Data extract:
_ _ _ _
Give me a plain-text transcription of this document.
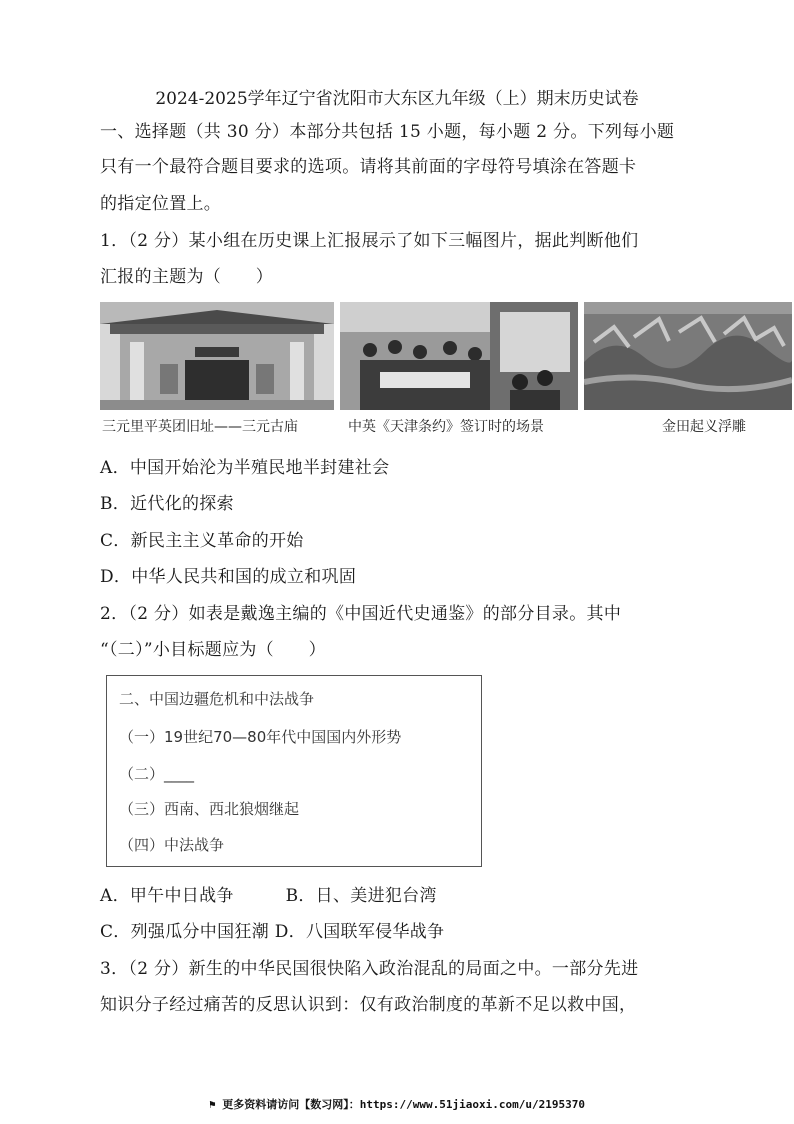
2024-2025学年辽宁省沈阳市大东区九年级（上）期末历史试卷
一、选择题（共 30 分）本部分共包括 15 小题，每小题 2 分。下列每小题
只有一个最符合题目要求的选项。请将其前面的字母符号填涂在答题卡
的指定位置上。
1．（2 分）某小组在历史课上汇报展示了如下三幅图片，据此判断他们
汇报的主题为（　　）
三元里平英团旧址——三元古庙	中英《天津条约》签订时的场景	金田起义浮雕
A．中国开始沦为半殖民地半封建社会
B．近代化的探索
C．新民主主义革命的开始
D．中华人民共和国的成立和巩固
2．（2 分）如表是戴逸主编的《中国近代史通鉴》的部分目录。其中
“（二）”小目标题应为（　　）
二、中国边疆危机和中法战争
（一）19世纪70—80年代中国国内外形势
（二）____
（三）西南、西北狼烟继起
（四）中法战争
A．甲午中日战争　　　B．日、美进犯台湾
C．列强瓜分中国狂潮 D．八国联军侵华战争
3．（2 分）新生的中华民国很快陷入政治混乱的局面之中。一部分先进
知识分子经过痛苦的反思认识到：仅有政治制度的革新不足以救中国，
⚑ 更多资料请访问【数习网】：https://www.51jiaoxi.com/u/2195370
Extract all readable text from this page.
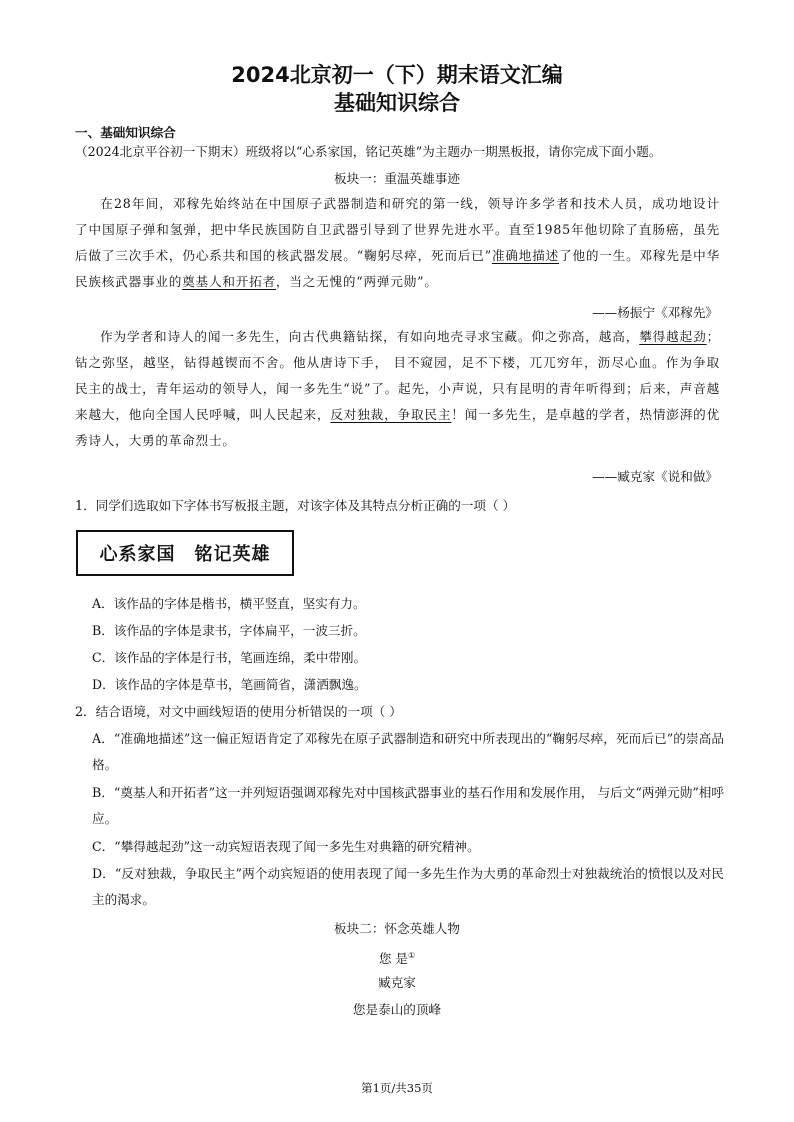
2024北京初一（下）期末语文汇编
基础知识综合
一、基础知识综合
（2024北京平谷初一下期末）班级将以“心系家国，铭记英雄”为主题办一期黑板报，请你完成下面小题。
板块一：重温英雄事迹
在28年间，邓稼先始终站在中国原子武器制造和研究的第一线，领导许多学者和技术人员，成功地设计了中国原子弹和氢弹，把中华民族国防自卫武器引导到了世界先进水平。直至1985年他切除了直肠癌，虽先后做了三次手术，仍心系共和国的核武器发展。“鞠躬尽瘁，死而后已”准确地描述了他的一生。邓稼先是中华民族核武器事业的奠基人和开拓者，当之无愧的“两弹元勋”。
——杨振宁《邓稼先》
作为学者和诗人的闻一多先生，向古代典籍钻探，有如向地壳寻求宝藏。仰之弥高，越高，攀得越起劲；钻之弥坚，越坚，钻得越锲而不舍。他从唐诗下手， 目不窥园，足不下楼，兀兀穷年，沥尽心血。作为争取民主的战士，青年运动的领导人，闻一多先生“说”了。起先，小声说，只有昆明的青年听得到；后来，声音越来越大，他向全国人民呼喊，叫人民起来，反对独裁，争取民主！闻一多先生，是卓越的学者，热情澎湃的优秀诗人，大勇的革命烈士。
——臧克家《说和做》
1．同学们选取如下字体书写板报主题，对该字体及其特点分析正确的一项（ ）
心系家国　铭记英雄
A．该作品的字体是楷书，横平竖直，坚实有力。
B．该作品的字体是隶书，字体扁平，一波三折。
C．该作品的字体是行书，笔画连绵，柔中带刚。
D．该作品的字体是草书，笔画简省，潇洒飘逸。
2．结合语境，对文中画线短语的使用分析错误的一项（ ）
A．“准确地描述”这一偏正短语肯定了邓稼先在原子武器制造和研究中所表现出的“鞠躬尽瘁，死而后已”的崇高品格。
B．“奠基人和开拓者”这一并列短语强调邓稼先对中国核武器事业的基石作用和发展作用， 与后文“两弹元勋”相呼应。
C．“攀得越起劲”这一动宾短语表现了闻一多先生对典籍的研究精神。
D．“反对独裁，争取民主”两个动宾短语的使用表现了闻一多先生作为大勇的革命烈士对独裁统治的愤恨以及对民主的渴求。
板块二：怀念英雄人物
您 是①
臧克家
您是泰山的顶峰
第1页/共35页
_ _ _ _
Work to complete:
Extract the lines beginning with the one that contains "Extract all readable text from this page." and ending with the last line of the listing. Keep them exact and drop the pictures.

Completed task:
Extract all readable text from this page.
2024北京初一（下）期末语文汇编
基础知识综合
一、基础知识综合
（2024北京平谷初一下期末）班级将以“心系家国，铭记英雄”为主题办一期黑板报，请你完成下面小题。
板块一：重温英雄事迹
在28年间，邓稼先始终站在中国原子武器制造和研究的第一线，领导许多学者和技术人员，成功地设计了中国原子弹和氢弹，把中华民族国防自卫武器引导到了世界先进水平。直至1985年他切除了直肠癌，虽先后做了三次手术，仍心系共和国的核武器发展。“鞠躬尽瘁，死而后已”准确地描述了他的一生。邓稼先是中华民族核武器事业的奠基人和开拓者，当之无愧的“两弹元勋”。
——杨振宁《邓稼先》
作为学者和诗人的闻一多先生，向古代典籍钻探，有如向地壳寻求宝藏。仰之弥高，越高，攀得越起劲；钻之弥坚，越坚，钻得越锲而不舍。他从唐诗下手， 目不窥园，足不下楼，兀兀穷年，沥尽心血。作为争取民主的战士，青年运动的领导人，闻一多先生“说”了。起先，小声说，只有昆明的青年听得到；后来，声音越来越大，他向全国人民呼喊，叫人民起来，反对独裁，争取民主！闻一多先生，是卓越的学者，热情澎湃的优秀诗人，大勇的革命烈士。
——臧克家《说和做》
1．同学们选取如下字体书写板报主题，对该字体及其特点分析正确的一项（ ）
心系家国　铭记英雄
A．该作品的字体是楷书，横平竖直，坚实有力。
B．该作品的字体是隶书，字体扁平，一波三折。
C．该作品的字体是行书，笔画连绵，柔中带刚。
D．该作品的字体是草书，笔画简省，潇洒飘逸。
2．结合语境，对文中画线短语的使用分析错误的一项（ ）
A．“准确地描述”这一偏正短语肯定了邓稼先在原子武器制造和研究中所表现出的“鞠躬尽瘁，死而后已”的崇高品格。
B．“奠基人和开拓者”这一并列短语强调邓稼先对中国核武器事业的基石作用和发展作用， 与后文“两弹元勋”相呼应。
C．“攀得越起劲”这一动宾短语表现了闻一多先生对典籍的研究精神。
D．“反对独裁，争取民主”两个动宾短语的使用表现了闻一多先生作为大勇的革命烈士对独裁统治的愤恨以及对民主的渴求。
板块二：怀念英雄人物
您 是①
臧克家
您是泰山的顶峰
第1页/共35页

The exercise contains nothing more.